* Work to do
In the listing that follows, how many lines contain "oichg"? Give the number only.

[Entries from a dataset]
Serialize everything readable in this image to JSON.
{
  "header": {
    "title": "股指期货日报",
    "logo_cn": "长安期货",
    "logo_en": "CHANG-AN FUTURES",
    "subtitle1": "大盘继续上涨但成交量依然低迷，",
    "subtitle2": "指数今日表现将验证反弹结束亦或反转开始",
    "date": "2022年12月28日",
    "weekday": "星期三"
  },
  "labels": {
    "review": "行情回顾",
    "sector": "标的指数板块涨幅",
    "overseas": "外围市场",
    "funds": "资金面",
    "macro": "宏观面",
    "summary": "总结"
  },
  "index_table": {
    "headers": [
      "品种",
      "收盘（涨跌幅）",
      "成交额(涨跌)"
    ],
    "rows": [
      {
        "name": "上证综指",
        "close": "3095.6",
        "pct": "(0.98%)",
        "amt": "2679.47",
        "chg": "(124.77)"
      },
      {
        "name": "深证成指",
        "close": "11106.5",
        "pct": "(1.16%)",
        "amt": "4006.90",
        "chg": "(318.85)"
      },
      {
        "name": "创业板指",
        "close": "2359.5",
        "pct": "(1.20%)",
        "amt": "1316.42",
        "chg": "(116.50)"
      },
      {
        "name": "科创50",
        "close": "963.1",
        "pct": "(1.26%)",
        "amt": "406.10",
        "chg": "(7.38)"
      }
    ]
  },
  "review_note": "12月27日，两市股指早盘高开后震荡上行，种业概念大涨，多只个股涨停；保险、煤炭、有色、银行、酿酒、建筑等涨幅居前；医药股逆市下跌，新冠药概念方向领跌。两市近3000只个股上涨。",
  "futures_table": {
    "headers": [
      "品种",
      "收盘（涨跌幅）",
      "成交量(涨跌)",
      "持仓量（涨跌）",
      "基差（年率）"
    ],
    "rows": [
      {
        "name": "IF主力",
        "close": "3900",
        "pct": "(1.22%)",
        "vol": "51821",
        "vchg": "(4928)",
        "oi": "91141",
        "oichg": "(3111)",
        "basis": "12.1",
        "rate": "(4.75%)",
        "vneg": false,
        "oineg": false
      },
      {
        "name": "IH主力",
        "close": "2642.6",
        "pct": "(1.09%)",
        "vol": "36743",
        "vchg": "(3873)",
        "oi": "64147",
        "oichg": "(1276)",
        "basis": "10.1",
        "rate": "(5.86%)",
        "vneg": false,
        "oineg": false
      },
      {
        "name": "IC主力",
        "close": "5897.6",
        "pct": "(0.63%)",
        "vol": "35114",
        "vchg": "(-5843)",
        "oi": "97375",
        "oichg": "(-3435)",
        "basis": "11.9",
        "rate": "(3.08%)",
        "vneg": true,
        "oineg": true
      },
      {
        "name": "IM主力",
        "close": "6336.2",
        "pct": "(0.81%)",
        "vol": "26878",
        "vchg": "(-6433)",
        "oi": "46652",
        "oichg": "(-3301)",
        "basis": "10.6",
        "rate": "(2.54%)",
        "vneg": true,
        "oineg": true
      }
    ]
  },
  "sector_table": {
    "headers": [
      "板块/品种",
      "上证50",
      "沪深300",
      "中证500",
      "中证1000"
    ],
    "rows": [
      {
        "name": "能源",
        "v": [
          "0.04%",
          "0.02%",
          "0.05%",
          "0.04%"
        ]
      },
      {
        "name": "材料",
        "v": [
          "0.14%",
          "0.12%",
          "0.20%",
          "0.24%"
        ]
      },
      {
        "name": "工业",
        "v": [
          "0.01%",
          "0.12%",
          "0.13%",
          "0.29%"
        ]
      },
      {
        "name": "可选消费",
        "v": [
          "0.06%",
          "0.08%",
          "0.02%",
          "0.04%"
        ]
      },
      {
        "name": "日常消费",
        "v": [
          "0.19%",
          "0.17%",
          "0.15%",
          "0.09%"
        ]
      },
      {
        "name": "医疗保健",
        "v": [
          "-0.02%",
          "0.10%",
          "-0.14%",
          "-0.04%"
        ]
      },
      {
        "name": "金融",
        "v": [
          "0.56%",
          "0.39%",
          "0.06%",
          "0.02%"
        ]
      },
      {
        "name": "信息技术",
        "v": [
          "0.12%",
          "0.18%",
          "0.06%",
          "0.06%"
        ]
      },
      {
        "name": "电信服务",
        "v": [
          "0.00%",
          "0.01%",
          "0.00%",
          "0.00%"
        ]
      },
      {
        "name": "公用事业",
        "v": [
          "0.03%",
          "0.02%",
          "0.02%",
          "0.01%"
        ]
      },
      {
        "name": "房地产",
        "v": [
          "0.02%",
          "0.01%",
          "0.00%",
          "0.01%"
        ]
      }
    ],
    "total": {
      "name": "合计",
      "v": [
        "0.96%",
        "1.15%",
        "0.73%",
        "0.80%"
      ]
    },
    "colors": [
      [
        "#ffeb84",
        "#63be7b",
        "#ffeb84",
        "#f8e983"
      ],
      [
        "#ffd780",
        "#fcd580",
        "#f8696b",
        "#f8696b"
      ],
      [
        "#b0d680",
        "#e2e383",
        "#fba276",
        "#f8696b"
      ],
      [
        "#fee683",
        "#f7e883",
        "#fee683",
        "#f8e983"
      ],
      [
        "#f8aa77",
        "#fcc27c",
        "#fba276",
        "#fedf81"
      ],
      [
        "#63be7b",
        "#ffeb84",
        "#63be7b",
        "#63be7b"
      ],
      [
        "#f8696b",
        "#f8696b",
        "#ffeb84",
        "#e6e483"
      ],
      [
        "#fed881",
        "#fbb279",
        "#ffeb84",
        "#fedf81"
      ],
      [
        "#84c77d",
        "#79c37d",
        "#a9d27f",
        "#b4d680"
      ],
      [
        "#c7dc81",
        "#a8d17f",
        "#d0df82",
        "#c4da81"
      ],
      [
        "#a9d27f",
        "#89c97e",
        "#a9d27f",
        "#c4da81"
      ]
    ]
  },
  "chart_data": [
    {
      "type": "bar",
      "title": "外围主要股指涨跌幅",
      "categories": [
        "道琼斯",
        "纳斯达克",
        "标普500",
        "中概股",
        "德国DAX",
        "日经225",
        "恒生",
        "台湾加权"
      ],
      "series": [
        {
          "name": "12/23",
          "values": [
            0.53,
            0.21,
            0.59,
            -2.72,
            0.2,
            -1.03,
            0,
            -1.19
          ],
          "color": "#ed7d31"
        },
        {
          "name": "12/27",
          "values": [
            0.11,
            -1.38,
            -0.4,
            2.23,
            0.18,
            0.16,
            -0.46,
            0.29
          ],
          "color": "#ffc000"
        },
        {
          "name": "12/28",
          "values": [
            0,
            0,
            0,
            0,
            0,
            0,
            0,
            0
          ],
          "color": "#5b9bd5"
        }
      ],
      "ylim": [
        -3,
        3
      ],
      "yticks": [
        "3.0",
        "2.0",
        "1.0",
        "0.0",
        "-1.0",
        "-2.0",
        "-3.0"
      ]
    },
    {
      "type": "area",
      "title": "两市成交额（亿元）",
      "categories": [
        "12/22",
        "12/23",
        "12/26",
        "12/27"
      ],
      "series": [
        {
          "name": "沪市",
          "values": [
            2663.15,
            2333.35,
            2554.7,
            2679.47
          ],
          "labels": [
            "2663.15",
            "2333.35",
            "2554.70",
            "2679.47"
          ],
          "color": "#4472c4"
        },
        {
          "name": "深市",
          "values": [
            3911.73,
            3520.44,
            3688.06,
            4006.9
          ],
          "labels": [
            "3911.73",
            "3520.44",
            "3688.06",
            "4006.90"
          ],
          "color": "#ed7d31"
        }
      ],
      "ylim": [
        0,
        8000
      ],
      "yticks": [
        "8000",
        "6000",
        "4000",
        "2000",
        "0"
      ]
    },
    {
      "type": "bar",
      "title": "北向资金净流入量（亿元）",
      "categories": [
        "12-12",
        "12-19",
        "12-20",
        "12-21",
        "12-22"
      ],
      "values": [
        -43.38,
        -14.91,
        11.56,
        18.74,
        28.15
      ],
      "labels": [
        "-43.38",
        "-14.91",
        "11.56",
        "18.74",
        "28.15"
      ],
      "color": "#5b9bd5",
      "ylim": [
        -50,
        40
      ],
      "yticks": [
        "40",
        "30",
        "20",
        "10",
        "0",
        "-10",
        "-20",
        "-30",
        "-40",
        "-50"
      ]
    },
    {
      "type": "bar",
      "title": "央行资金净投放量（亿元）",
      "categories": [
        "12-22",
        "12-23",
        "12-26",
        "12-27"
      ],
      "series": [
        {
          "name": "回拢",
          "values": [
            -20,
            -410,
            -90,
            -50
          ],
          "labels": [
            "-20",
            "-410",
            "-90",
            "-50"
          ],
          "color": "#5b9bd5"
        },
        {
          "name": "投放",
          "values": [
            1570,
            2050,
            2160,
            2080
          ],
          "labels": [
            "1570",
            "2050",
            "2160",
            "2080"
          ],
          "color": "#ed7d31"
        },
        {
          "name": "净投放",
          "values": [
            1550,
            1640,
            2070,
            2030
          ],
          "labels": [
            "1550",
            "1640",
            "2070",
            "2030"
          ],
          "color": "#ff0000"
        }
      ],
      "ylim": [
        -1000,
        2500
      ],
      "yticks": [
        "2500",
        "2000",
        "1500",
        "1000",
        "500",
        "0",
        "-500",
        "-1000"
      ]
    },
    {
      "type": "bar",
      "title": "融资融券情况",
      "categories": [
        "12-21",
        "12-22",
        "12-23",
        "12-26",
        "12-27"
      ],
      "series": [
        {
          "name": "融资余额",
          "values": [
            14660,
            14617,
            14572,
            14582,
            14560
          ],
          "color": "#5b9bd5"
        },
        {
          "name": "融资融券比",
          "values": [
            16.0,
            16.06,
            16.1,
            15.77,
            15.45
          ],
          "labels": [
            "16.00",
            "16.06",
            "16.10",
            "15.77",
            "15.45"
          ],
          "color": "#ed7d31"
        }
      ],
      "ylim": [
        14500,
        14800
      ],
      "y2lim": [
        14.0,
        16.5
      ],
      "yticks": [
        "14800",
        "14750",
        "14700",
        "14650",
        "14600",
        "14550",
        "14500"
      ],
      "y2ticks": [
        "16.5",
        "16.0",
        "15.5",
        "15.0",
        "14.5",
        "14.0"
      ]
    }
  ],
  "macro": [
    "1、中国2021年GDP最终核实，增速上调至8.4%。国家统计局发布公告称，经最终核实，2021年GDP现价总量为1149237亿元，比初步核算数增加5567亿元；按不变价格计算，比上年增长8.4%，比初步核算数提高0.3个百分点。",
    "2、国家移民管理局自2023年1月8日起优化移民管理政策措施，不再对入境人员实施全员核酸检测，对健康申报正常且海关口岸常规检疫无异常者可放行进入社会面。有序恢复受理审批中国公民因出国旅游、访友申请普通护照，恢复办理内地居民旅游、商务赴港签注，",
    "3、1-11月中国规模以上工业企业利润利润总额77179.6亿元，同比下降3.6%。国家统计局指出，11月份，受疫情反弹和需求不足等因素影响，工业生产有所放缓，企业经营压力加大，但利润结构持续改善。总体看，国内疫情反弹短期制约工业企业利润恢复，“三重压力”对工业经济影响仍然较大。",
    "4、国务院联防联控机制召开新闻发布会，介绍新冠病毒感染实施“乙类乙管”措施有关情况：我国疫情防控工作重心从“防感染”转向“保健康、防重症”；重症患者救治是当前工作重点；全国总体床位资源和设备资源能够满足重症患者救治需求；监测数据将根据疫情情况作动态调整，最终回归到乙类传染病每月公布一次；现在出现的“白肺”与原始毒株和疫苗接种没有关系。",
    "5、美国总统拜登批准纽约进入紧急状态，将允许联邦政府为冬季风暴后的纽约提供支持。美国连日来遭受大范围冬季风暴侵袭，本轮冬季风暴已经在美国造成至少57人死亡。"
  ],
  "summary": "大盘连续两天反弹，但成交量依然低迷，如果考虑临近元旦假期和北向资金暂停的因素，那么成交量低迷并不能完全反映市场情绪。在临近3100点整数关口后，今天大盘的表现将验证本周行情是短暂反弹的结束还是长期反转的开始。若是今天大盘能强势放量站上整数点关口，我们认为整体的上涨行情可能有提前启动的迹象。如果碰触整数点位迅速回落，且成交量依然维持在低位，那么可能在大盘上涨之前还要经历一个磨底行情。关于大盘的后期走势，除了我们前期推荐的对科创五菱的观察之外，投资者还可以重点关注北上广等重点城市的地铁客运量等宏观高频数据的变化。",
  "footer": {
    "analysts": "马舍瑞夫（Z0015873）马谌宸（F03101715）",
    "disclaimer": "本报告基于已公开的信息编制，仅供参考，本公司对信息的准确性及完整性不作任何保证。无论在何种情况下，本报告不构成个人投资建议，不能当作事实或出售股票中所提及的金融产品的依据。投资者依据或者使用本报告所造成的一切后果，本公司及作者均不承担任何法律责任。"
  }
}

* Output below
4